[Collection entries]
--- start ---

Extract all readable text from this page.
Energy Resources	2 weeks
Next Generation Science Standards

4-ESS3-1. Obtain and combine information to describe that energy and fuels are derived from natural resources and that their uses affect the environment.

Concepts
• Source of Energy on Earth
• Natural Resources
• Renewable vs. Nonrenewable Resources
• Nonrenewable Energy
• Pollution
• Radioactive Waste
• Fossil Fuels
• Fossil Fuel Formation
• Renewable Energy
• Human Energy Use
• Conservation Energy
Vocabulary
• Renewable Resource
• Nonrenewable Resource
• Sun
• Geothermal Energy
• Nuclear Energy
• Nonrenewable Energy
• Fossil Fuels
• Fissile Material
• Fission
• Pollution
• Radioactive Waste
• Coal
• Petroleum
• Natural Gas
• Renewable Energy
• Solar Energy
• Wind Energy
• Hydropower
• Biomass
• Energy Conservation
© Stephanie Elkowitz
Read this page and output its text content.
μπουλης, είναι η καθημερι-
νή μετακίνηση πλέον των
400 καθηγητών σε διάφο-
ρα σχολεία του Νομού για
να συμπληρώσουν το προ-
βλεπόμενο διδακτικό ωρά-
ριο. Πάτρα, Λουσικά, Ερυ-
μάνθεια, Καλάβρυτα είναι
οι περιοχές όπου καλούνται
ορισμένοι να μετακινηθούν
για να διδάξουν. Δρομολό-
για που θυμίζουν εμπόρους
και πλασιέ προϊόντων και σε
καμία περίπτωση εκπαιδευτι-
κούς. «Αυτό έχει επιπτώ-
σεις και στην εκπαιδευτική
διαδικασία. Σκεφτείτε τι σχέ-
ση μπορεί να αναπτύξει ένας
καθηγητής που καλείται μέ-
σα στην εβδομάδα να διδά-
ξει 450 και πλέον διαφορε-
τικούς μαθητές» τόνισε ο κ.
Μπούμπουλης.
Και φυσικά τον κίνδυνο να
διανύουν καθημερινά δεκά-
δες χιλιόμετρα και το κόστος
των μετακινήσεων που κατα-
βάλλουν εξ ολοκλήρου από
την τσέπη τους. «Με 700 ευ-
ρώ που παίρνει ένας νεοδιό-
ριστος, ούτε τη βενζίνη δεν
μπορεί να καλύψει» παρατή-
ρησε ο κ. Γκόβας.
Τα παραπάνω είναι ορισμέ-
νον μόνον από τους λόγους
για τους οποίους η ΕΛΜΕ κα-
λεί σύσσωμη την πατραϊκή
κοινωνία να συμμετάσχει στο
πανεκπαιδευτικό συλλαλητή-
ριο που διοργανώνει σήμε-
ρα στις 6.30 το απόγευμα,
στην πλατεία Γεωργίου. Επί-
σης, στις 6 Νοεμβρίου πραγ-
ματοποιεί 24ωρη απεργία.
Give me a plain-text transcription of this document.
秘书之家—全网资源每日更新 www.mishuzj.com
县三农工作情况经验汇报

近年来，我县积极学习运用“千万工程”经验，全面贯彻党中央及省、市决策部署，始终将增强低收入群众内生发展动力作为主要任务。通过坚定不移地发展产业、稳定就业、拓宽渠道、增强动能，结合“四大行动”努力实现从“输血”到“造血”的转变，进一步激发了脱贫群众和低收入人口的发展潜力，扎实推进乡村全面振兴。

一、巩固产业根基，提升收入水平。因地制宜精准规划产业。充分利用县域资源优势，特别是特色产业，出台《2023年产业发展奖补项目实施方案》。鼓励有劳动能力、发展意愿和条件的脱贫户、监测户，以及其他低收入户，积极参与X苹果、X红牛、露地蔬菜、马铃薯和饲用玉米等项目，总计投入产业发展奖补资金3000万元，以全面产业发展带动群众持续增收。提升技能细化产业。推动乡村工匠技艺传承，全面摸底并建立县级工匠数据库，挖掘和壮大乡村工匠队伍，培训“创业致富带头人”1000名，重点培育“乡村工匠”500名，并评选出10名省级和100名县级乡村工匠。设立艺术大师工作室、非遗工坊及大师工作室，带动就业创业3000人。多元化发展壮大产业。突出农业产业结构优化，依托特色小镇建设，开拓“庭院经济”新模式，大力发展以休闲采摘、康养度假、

--- end ---

## What this task involves
Pull out every line holding "στην" from the records above, and copy it.

## Answer to the task
σεις και στην εκπαιδευτική
σα στην εβδομάδα να διδά-
στην πλατεία Γεωργίου. Επί-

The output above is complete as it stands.